**Exercise task**
Draw out every line with the word "cosidas" from the listing below.

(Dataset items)
-- Start --

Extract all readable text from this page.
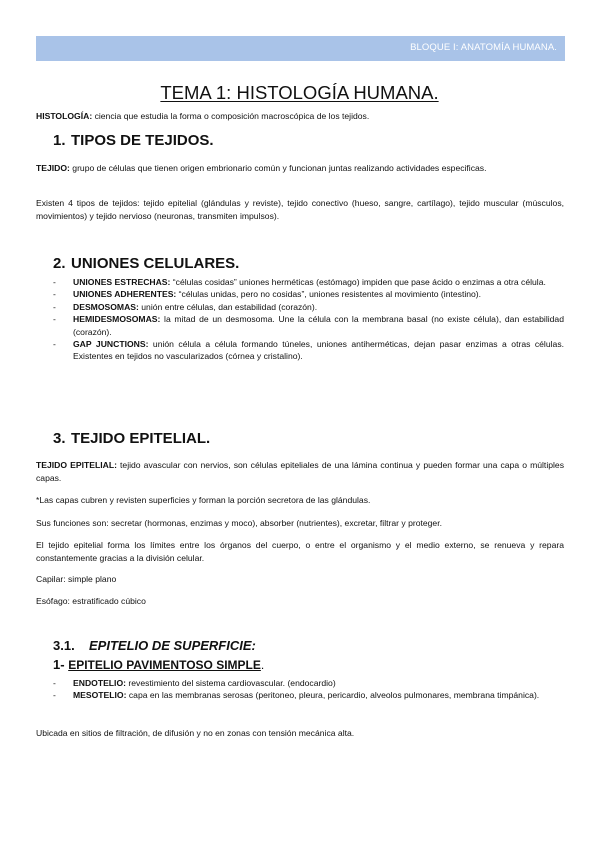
BLOQUE I: ANATOMÍA HUMANA.
TEMA 1: HISTOLOGÍA HUMANA.
HISTOLOGÍA: ciencia que estudia la forma o composición macroscópica de los tejidos.
1. TIPOS DE TEJIDOS.
TEJIDO: grupo de células que tienen origen embrionario común y funcionan juntas realizando actividades especificas.
Existen 4 tipos de tejidos: tejido epitelial (glándulas y reviste), tejido conectivo (hueso, sangre, cartílago), tejido muscular (músculos, movimientos) y tejido nervioso (neuronas, transmiten impulsos).
2. UNIONES CELULARES.
- UNIONES ESTRECHAS: “células cosidas” uniones herméticas (estómago) impiden que pase ácido o enzimas a otra célula.
- UNIONES ADHERENTES: “células unidas, pero no cosidas”, uniones resistentes al movimiento (intestino).
- DESMOSOMAS: unión entre células, dan estabilidad (corazón).
- HEMIDESMOSOMAS: la mitad de un desmosoma. Une la célula con la membrana basal (no existe célula), dan estabilidad (corazón).
- GAP JUNCTIONS: unión célula a célula formando túneles, uniones antiherméticas, dejan pasar enzimas a otras células. Existentes en tejidos no vascularizados (córnea y cristalino).
3. TEJIDO EPITELIAL.
TEJIDO EPITELIAL: tejido avascular con nervios, son células epiteliales de una lámina continua y pueden formar una capa o múltiples capas.
*Las capas cubren y revisten superficies y forman la porción secretora de las glándulas.
Sus funciones son: secretar (hormonas, enzimas y moco), absorber (nutrientes), excretar, filtrar y proteger.
El tejido epitelial forma los límites entre los órganos del cuerpo, o entre el organismo y el medio externo, se renueva y repara constantemente gracias a la división celular.
Capilar: simple plano
Esófago: estratificado cúbico
3.1. EPITELIO DE SUPERFICIE:
1- EPITELIO PAVIMENTOSO SIMPLE.
- ENDOTELIO: revestimiento del sistema cardiovascular. (endocardio)
- MESOTELIO: capa en las membranas serosas (peritoneo, pleura, pericardio, alveolos pulmonares, membrana timpánica).
Ubicada en sitios de filtración, de difusión y no en zonas con tensión mecánica alta.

-- End --

**Exercise solution**
- UNIONES ESTRECHAS: “células cosidas” uniones herméticas (estómago) impiden que pase ácido o enzimas a otra célula.
- UNIONES ADHERENTES: “células unidas, pero no cosidas”, uniones resistentes al movimiento (intestino).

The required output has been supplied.